Entries with figure data
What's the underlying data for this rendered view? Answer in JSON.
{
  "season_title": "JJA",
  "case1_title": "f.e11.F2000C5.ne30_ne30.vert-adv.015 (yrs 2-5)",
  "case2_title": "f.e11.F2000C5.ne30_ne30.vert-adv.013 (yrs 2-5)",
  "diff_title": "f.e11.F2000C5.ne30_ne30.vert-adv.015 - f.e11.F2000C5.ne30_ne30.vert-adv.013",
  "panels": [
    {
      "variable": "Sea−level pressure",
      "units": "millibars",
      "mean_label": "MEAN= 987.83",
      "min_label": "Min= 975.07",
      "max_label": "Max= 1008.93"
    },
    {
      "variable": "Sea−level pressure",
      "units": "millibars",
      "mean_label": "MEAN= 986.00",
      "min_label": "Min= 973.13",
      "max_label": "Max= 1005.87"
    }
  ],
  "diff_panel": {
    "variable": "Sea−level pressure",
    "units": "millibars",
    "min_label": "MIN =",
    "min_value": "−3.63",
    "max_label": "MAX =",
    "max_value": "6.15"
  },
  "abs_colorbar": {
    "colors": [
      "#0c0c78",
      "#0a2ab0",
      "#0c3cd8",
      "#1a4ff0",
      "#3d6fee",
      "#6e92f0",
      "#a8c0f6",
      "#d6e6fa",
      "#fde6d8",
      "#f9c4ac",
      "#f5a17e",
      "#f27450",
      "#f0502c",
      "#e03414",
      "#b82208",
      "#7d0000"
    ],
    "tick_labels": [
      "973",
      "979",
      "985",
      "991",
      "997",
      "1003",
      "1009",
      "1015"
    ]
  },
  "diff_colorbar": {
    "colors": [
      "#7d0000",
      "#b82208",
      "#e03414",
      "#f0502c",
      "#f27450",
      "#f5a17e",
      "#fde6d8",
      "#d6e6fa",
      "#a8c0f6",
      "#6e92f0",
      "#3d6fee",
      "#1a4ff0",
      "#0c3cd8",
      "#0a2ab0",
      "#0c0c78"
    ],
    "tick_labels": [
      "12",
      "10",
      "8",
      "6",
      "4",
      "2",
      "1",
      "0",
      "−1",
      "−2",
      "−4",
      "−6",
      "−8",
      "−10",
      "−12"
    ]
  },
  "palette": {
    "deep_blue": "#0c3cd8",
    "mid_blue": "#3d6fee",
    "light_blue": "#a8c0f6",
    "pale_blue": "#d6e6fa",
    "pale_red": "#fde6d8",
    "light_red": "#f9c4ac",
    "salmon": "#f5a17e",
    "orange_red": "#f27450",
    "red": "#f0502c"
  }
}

YOUR OBJECTIVE
Extract every line of the records above that contains the word "MEAN".

WRITTEN SOLUTION
      "mean_label": "MEAN= 987.83",
      "mean_label": "MEAN= 986.00",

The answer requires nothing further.